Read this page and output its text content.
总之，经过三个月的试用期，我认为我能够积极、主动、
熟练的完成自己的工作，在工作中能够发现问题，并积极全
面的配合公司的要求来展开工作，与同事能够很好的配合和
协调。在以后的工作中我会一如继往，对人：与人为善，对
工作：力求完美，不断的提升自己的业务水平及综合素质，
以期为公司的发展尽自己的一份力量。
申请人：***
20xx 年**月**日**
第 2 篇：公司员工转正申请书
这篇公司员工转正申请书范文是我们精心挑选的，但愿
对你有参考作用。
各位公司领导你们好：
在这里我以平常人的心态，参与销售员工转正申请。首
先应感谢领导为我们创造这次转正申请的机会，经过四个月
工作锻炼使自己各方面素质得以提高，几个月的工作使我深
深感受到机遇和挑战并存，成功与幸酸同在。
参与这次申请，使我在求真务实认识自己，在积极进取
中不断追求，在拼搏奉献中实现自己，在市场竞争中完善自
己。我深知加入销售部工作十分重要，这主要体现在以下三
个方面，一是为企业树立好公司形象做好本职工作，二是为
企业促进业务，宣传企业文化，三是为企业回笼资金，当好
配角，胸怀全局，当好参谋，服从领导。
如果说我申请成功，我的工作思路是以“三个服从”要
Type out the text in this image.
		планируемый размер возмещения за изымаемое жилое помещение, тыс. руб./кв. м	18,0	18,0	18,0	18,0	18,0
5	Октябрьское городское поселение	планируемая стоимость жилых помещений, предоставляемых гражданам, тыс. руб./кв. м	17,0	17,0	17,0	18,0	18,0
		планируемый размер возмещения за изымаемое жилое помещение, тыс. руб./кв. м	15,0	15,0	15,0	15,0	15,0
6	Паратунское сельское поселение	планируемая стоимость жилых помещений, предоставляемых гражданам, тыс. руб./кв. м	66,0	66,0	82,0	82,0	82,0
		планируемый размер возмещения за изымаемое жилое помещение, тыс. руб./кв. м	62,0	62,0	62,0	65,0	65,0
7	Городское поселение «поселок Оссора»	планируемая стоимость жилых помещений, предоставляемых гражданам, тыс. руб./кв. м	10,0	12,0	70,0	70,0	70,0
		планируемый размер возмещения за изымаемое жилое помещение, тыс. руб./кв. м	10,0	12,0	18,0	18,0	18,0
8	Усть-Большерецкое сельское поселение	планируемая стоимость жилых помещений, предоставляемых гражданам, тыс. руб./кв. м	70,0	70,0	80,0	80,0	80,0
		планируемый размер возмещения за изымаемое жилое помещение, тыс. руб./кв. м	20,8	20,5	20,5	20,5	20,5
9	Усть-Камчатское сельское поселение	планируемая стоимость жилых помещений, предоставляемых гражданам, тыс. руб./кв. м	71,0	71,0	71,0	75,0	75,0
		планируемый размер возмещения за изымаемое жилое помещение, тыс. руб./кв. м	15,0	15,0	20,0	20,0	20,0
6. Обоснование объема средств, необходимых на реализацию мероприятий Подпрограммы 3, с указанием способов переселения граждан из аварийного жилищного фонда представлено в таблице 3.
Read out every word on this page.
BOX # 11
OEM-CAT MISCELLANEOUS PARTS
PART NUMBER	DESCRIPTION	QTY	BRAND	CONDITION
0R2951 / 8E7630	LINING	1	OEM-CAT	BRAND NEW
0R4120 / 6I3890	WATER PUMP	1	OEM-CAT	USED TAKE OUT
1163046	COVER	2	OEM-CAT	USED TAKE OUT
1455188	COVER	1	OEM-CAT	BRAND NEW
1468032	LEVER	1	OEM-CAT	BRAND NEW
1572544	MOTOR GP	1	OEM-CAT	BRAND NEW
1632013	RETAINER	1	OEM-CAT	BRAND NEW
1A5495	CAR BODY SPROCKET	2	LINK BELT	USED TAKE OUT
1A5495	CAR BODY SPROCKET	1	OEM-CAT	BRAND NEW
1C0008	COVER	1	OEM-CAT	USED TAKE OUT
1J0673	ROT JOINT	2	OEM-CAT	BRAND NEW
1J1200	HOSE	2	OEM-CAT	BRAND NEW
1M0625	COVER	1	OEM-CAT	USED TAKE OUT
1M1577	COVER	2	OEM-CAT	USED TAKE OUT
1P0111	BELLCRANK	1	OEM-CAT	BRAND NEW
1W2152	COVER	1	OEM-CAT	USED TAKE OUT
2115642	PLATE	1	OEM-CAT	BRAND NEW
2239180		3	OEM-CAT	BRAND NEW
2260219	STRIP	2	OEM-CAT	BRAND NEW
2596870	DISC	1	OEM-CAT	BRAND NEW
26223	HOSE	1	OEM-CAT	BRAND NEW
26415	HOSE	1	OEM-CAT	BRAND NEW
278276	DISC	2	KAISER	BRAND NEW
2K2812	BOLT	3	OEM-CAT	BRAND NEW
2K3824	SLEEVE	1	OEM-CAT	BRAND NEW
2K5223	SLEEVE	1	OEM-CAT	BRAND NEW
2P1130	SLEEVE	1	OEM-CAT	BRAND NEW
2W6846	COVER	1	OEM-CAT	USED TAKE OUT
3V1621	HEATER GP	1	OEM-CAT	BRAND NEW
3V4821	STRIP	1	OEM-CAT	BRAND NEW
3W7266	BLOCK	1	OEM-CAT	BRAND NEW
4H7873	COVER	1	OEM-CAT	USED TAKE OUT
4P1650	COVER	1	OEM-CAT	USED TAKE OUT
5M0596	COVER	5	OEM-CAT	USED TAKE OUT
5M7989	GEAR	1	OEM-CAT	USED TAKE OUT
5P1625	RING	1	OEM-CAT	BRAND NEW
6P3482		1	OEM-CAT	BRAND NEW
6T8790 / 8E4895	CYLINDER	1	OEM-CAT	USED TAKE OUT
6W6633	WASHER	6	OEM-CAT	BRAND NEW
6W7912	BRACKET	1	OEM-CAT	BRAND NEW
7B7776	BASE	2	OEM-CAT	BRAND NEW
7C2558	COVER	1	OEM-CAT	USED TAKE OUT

..............................

▶ **Do this**
Set out every line from the material that contains the string "жилое".

▶ **Correct result**
		планируемый размер возмещения за изымаемое жилое помещение, тыс. руб./кв. м	18,0	18,0	18,0	18,0	18,0
		планируемый размер возмещения за изымаемое жилое помещение, тыс. руб./кв. м	15,0	15,0	15,0	15,0	15,0
		планируемый размер возмещения за изымаемое жилое помещение, тыс. руб./кв. м	62,0	62,0	62,0	65,0	65,0
		планируемый размер возмещения за изымаемое жилое помещение, тыс. руб./кв. м	10,0	12,0	18,0	18,0	18,0
		планируемый размер возмещения за изымаемое жилое помещение, тыс. руб./кв. м	20,8	20,5	20,5	20,5	20,5
		планируемый размер возмещения за изымаемое жилое помещение, тыс. руб./кв. м	15,0	15,0	20,0	20,0	20,0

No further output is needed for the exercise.